◆ **Material for the task**:
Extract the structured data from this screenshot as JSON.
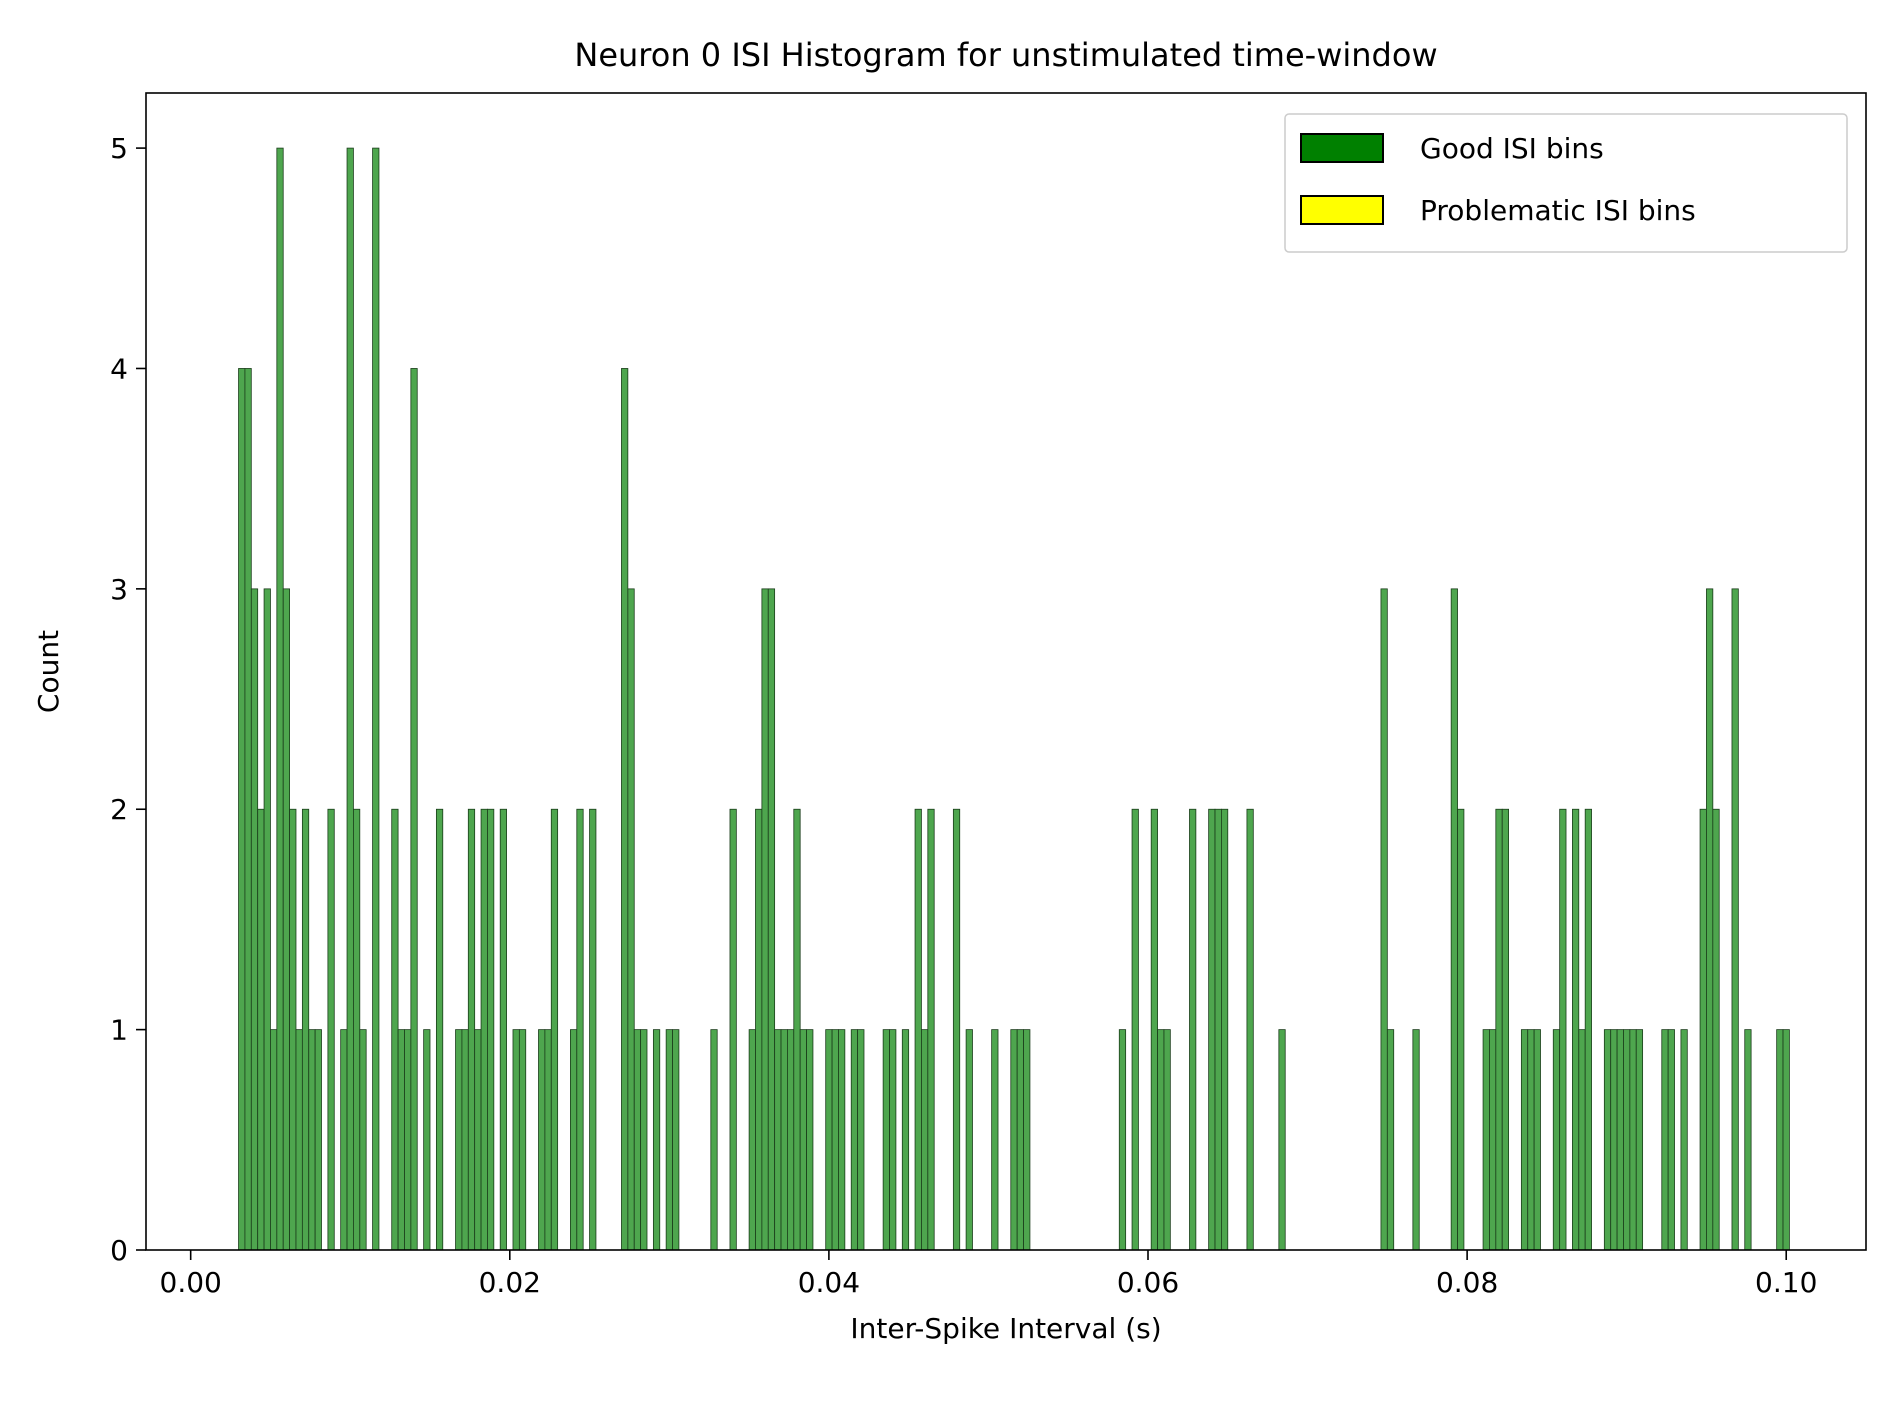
{
  "chart_data": {
    "type": "bar",
    "title": "Neuron 0 ISI Histogram for unstimulated time-window",
    "xlabel": "Inter-Spike Interval (s)",
    "ylabel": "Count",
    "xlim": [
      -0.0028,
      0.105
    ],
    "ylim": [
      0,
      5.25
    ],
    "bin_width": 0.0004,
    "xticks": [
      0.0,
      0.02,
      0.04,
      0.06,
      0.08,
      0.1
    ],
    "xtick_labels": [
      "0.00",
      "0.02",
      "0.04",
      "0.06",
      "0.08",
      "0.10"
    ],
    "yticks": [
      0,
      1,
      2,
      3,
      4,
      5
    ],
    "ytick_labels": [
      "0",
      "1",
      "2",
      "3",
      "4",
      "5"
    ],
    "grid": false,
    "legend_position": "top-right",
    "legend": [
      {
        "label": "Good ISI bins",
        "color": "#008000"
      },
      {
        "label": "Problematic ISI bins",
        "color": "#ffff00"
      }
    ],
    "bar_color": "#4ea64e",
    "bar_edge_color": "#1a3d1a",
    "series": [
      {
        "name": "Good ISI bins",
        "bins": [
          {
            "x": 0.003,
            "count": 4
          },
          {
            "x": 0.0034,
            "count": 4
          },
          {
            "x": 0.0038,
            "count": 3
          },
          {
            "x": 0.0042,
            "count": 2
          },
          {
            "x": 0.0046,
            "count": 3
          },
          {
            "x": 0.005,
            "count": 1
          },
          {
            "x": 0.0054,
            "count": 5
          },
          {
            "x": 0.0058,
            "count": 3
          },
          {
            "x": 0.0062,
            "count": 2
          },
          {
            "x": 0.0066,
            "count": 1
          },
          {
            "x": 0.007,
            "count": 2
          },
          {
            "x": 0.0074,
            "count": 1
          },
          {
            "x": 0.0078,
            "count": 1
          },
          {
            "x": 0.0086,
            "count": 2
          },
          {
            "x": 0.0094,
            "count": 1
          },
          {
            "x": 0.0098,
            "count": 5
          },
          {
            "x": 0.0102,
            "count": 2
          },
          {
            "x": 0.0106,
            "count": 1
          },
          {
            "x": 0.0114,
            "count": 5
          },
          {
            "x": 0.0126,
            "count": 2
          },
          {
            "x": 0.013,
            "count": 1
          },
          {
            "x": 0.0134,
            "count": 1
          },
          {
            "x": 0.0138,
            "count": 4
          },
          {
            "x": 0.0146,
            "count": 1
          },
          {
            "x": 0.0154,
            "count": 2
          },
          {
            "x": 0.0166,
            "count": 1
          },
          {
            "x": 0.017,
            "count": 1
          },
          {
            "x": 0.0174,
            "count": 2
          },
          {
            "x": 0.0178,
            "count": 1
          },
          {
            "x": 0.0182,
            "count": 2
          },
          {
            "x": 0.0186,
            "count": 2
          },
          {
            "x": 0.0194,
            "count": 2
          },
          {
            "x": 0.0202,
            "count": 1
          },
          {
            "x": 0.0206,
            "count": 1
          },
          {
            "x": 0.0218,
            "count": 1
          },
          {
            "x": 0.0222,
            "count": 1
          },
          {
            "x": 0.0226,
            "count": 2
          },
          {
            "x": 0.0238,
            "count": 1
          },
          {
            "x": 0.0242,
            "count": 2
          },
          {
            "x": 0.025,
            "count": 2
          },
          {
            "x": 0.027,
            "count": 4
          },
          {
            "x": 0.0274,
            "count": 3
          },
          {
            "x": 0.0278,
            "count": 1
          },
          {
            "x": 0.0282,
            "count": 1
          },
          {
            "x": 0.029,
            "count": 1
          },
          {
            "x": 0.0298,
            "count": 1
          },
          {
            "x": 0.0302,
            "count": 1
          },
          {
            "x": 0.0326,
            "count": 1
          },
          {
            "x": 0.0338,
            "count": 2
          },
          {
            "x": 0.035,
            "count": 1
          },
          {
            "x": 0.0354,
            "count": 2
          },
          {
            "x": 0.0358,
            "count": 3
          },
          {
            "x": 0.0362,
            "count": 3
          },
          {
            "x": 0.0366,
            "count": 1
          },
          {
            "x": 0.037,
            "count": 1
          },
          {
            "x": 0.0374,
            "count": 1
          },
          {
            "x": 0.0378,
            "count": 2
          },
          {
            "x": 0.0382,
            "count": 1
          },
          {
            "x": 0.0386,
            "count": 1
          },
          {
            "x": 0.0398,
            "count": 1
          },
          {
            "x": 0.0402,
            "count": 1
          },
          {
            "x": 0.0406,
            "count": 1
          },
          {
            "x": 0.0414,
            "count": 1
          },
          {
            "x": 0.0418,
            "count": 1
          },
          {
            "x": 0.0434,
            "count": 1
          },
          {
            "x": 0.0438,
            "count": 1
          },
          {
            "x": 0.0446,
            "count": 1
          },
          {
            "x": 0.0454,
            "count": 2
          },
          {
            "x": 0.0458,
            "count": 1
          },
          {
            "x": 0.0462,
            "count": 2
          },
          {
            "x": 0.0478,
            "count": 2
          },
          {
            "x": 0.0486,
            "count": 1
          },
          {
            "x": 0.0502,
            "count": 1
          },
          {
            "x": 0.0514,
            "count": 1
          },
          {
            "x": 0.0518,
            "count": 1
          },
          {
            "x": 0.0522,
            "count": 1
          },
          {
            "x": 0.0582,
            "count": 1
          },
          {
            "x": 0.059,
            "count": 2
          },
          {
            "x": 0.0602,
            "count": 2
          },
          {
            "x": 0.0606,
            "count": 1
          },
          {
            "x": 0.061,
            "count": 1
          },
          {
            "x": 0.0626,
            "count": 2
          },
          {
            "x": 0.0638,
            "count": 2
          },
          {
            "x": 0.0642,
            "count": 2
          },
          {
            "x": 0.0646,
            "count": 2
          },
          {
            "x": 0.0662,
            "count": 2
          },
          {
            "x": 0.0682,
            "count": 1
          },
          {
            "x": 0.0746,
            "count": 3
          },
          {
            "x": 0.075,
            "count": 1
          },
          {
            "x": 0.0766,
            "count": 1
          },
          {
            "x": 0.079,
            "count": 3
          },
          {
            "x": 0.0794,
            "count": 2
          },
          {
            "x": 0.081,
            "count": 1
          },
          {
            "x": 0.0814,
            "count": 1
          },
          {
            "x": 0.0818,
            "count": 2
          },
          {
            "x": 0.0822,
            "count": 2
          },
          {
            "x": 0.0834,
            "count": 1
          },
          {
            "x": 0.0838,
            "count": 1
          },
          {
            "x": 0.0842,
            "count": 1
          },
          {
            "x": 0.0854,
            "count": 1
          },
          {
            "x": 0.0858,
            "count": 2
          },
          {
            "x": 0.0866,
            "count": 2
          },
          {
            "x": 0.087,
            "count": 1
          },
          {
            "x": 0.0874,
            "count": 2
          },
          {
            "x": 0.0886,
            "count": 1
          },
          {
            "x": 0.089,
            "count": 1
          },
          {
            "x": 0.0894,
            "count": 1
          },
          {
            "x": 0.0898,
            "count": 1
          },
          {
            "x": 0.0902,
            "count": 1
          },
          {
            "x": 0.0906,
            "count": 1
          },
          {
            "x": 0.0922,
            "count": 1
          },
          {
            "x": 0.0926,
            "count": 1
          },
          {
            "x": 0.0934,
            "count": 1
          },
          {
            "x": 0.0946,
            "count": 2
          },
          {
            "x": 0.095,
            "count": 3
          },
          {
            "x": 0.0954,
            "count": 2
          },
          {
            "x": 0.0966,
            "count": 3
          },
          {
            "x": 0.0974,
            "count": 1
          },
          {
            "x": 0.0994,
            "count": 1
          },
          {
            "x": 0.0998,
            "count": 1
          }
        ]
      }
    ]
  }
}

◆ **Work required**: Leaving aside the images, write out the entries above word for word.

◆ **Full output**:
Extract the structured data from this screenshot as JSON.
{
  "chart_data": {
    "type": "bar",
    "title": "Neuron 0 ISI Histogram for unstimulated time-window",
    "xlabel": "Inter-Spike Interval (s)",
    "ylabel": "Count",
    "xlim": [
      -0.0028,
      0.105
    ],
    "ylim": [
      0,
      5.25
    ],
    "bin_width": 0.0004,
    "xticks": [
      0.0,
      0.02,
      0.04,
      0.06,
      0.08,
      0.1
    ],
    "xtick_labels": [
      "0.00",
      "0.02",
      "0.04",
      "0.06",
      "0.08",
      "0.10"
    ],
    "yticks": [
      0,
      1,
      2,
      3,
      4,
      5
    ],
    "ytick_labels": [
      "0",
      "1",
      "2",
      "3",
      "4",
      "5"
    ],
    "grid": false,
    "legend_position": "top-right",
    "legend": [
      {
        "label": "Good ISI bins",
        "color": "#008000"
      },
      {
        "label": "Problematic ISI bins",
        "color": "#ffff00"
      }
    ],
    "bar_color": "#4ea64e",
    "bar_edge_color": "#1a3d1a",
    "series": [
      {
        "name": "Good ISI bins",
        "bins": [
          {
            "x": 0.003,
            "count": 4
          },
          {
            "x": 0.0034,
            "count": 4
          },
          {
            "x": 0.0038,
            "count": 3
          },
          {
            "x": 0.0042,
            "count": 2
          },
          {
            "x": 0.0046,
            "count": 3
          },
          {
            "x": 0.005,
            "count": 1
          },
          {
            "x": 0.0054,
            "count": 5
          },
          {
            "x": 0.0058,
            "count": 3
          },
          {
            "x": 0.0062,
            "count": 2
          },
          {
            "x": 0.0066,
            "count": 1
          },
          {
            "x": 0.007,
            "count": 2
          },
          {
            "x": 0.0074,
            "count": 1
          },
          {
            "x": 0.0078,
            "count": 1
          },
          {
            "x": 0.0086,
            "count": 2
          },
          {
            "x": 0.0094,
            "count": 1
          },
          {
            "x": 0.0098,
            "count": 5
          },
          {
            "x": 0.0102,
            "count": 2
          },
          {
            "x": 0.0106,
            "count": 1
          },
          {
            "x": 0.0114,
            "count": 5
          },
          {
            "x": 0.0126,
            "count": 2
          },
          {
            "x": 0.013,
            "count": 1
          },
          {
            "x": 0.0134,
            "count": 1
          },
          {
            "x": 0.0138,
            "count": 4
          },
          {
            "x": 0.0146,
            "count": 1
          },
          {
            "x": 0.0154,
            "count": 2
          },
          {
            "x": 0.0166,
            "count": 1
          },
          {
            "x": 0.017,
            "count": 1
          },
          {
            "x": 0.0174,
            "count": 2
          },
          {
            "x": 0.0178,
            "count": 1
          },
          {
            "x": 0.0182,
            "count": 2
          },
          {
            "x": 0.0186,
            "count": 2
          },
          {
            "x": 0.0194,
            "count": 2
          },
          {
            "x": 0.0202,
            "count": 1
          },
          {
            "x": 0.0206,
            "count": 1
          },
          {
            "x": 0.0218,
            "count": 1
          },
          {
            "x": 0.0222,
            "count": 1
          },
          {
            "x": 0.0226,
            "count": 2
          },
          {
            "x": 0.0238,
            "count": 1
          },
          {
            "x": 0.0242,
            "count": 2
          },
          {
            "x": 0.025,
            "count": 2
          },
          {
            "x": 0.027,
            "count": 4
          },
          {
            "x": 0.0274,
            "count": 3
          },
          {
            "x": 0.0278,
            "count": 1
          },
          {
            "x": 0.0282,
            "count": 1
          },
          {
            "x": 0.029,
            "count": 1
          },
          {
            "x": 0.0298,
            "count": 1
          },
          {
            "x": 0.0302,
            "count": 1
          },
          {
            "x": 0.0326,
            "count": 1
          },
          {
            "x": 0.0338,
            "count": 2
          },
          {
            "x": 0.035,
            "count": 1
          },
          {
            "x": 0.0354,
            "count": 2
          },
          {
            "x": 0.0358,
            "count": 3
          },
          {
            "x": 0.0362,
            "count": 3
          },
          {
            "x": 0.0366,
            "count": 1
          },
          {
            "x": 0.037,
            "count": 1
          },
          {
            "x": 0.0374,
            "count": 1
          },
          {
            "x": 0.0378,
            "count": 2
          },
          {
            "x": 0.0382,
            "count": 1
          },
          {
            "x": 0.0386,
            "count": 1
          },
          {
            "x": 0.0398,
            "count": 1
          },
          {
            "x": 0.0402,
            "count": 1
          },
          {
            "x": 0.0406,
            "count": 1
          },
          {
            "x": 0.0414,
            "count": 1
          },
          {
            "x": 0.0418,
            "count": 1
          },
          {
            "x": 0.0434,
            "count": 1
          },
          {
            "x": 0.0438,
            "count": 1
          },
          {
            "x": 0.0446,
            "count": 1
          },
          {
            "x": 0.0454,
            "count": 2
          },
          {
            "x": 0.0458,
            "count": 1
          },
          {
            "x": 0.0462,
            "count": 2
          },
          {
            "x": 0.0478,
            "count": 2
          },
          {
            "x": 0.0486,
            "count": 1
          },
          {
            "x": 0.0502,
            "count": 1
          },
          {
            "x": 0.0514,
            "count": 1
          },
          {
            "x": 0.0518,
            "count": 1
          },
          {
            "x": 0.0522,
            "count": 1
          },
          {
            "x": 0.0582,
            "count": 1
          },
          {
            "x": 0.059,
            "count": 2
          },
          {
            "x": 0.0602,
            "count": 2
          },
          {
            "x": 0.0606,
            "count": 1
          },
          {
            "x": 0.061,
            "count": 1
          },
          {
            "x": 0.0626,
            "count": 2
          },
          {
            "x": 0.0638,
            "count": 2
          },
          {
            "x": 0.0642,
            "count": 2
          },
          {
            "x": 0.0646,
            "count": 2
          },
          {
            "x": 0.0662,
            "count": 2
          },
          {
            "x": 0.0682,
            "count": 1
          },
          {
            "x": 0.0746,
            "count": 3
          },
          {
            "x": 0.075,
            "count": 1
          },
          {
            "x": 0.0766,
            "count": 1
          },
          {
            "x": 0.079,
            "count": 3
          },
          {
            "x": 0.0794,
            "count": 2
          },
          {
            "x": 0.081,
            "count": 1
          },
          {
            "x": 0.0814,
            "count": 1
          },
          {
            "x": 0.0818,
            "count": 2
          },
          {
            "x": 0.0822,
            "count": 2
          },
          {
            "x": 0.0834,
            "count": 1
          },
          {
            "x": 0.0838,
            "count": 1
          },
          {
            "x": 0.0842,
            "count": 1
          },
          {
            "x": 0.0854,
            "count": 1
          },
          {
            "x": 0.0858,
            "count": 2
          },
          {
            "x": 0.0866,
            "count": 2
          },
          {
            "x": 0.087,
            "count": 1
          },
          {
            "x": 0.0874,
            "count": 2
          },
          {
            "x": 0.0886,
            "count": 1
          },
          {
            "x": 0.089,
            "count": 1
          },
          {
            "x": 0.0894,
            "count": 1
          },
          {
            "x": 0.0898,
            "count": 1
          },
          {
            "x": 0.0902,
            "count": 1
          },
          {
            "x": 0.0906,
            "count": 1
          },
          {
            "x": 0.0922,
            "count": 1
          },
          {
            "x": 0.0926,
            "count": 1
          },
          {
            "x": 0.0934,
            "count": 1
          },
          {
            "x": 0.0946,
            "count": 2
          },
          {
            "x": 0.095,
            "count": 3
          },
          {
            "x": 0.0954,
            "count": 2
          },
          {
            "x": 0.0966,
            "count": 3
          },
          {
            "x": 0.0974,
            "count": 1
          },
          {
            "x": 0.0994,
            "count": 1
          },
          {
            "x": 0.0998,
            "count": 1
          }
        ]
      }
    ]
  }
}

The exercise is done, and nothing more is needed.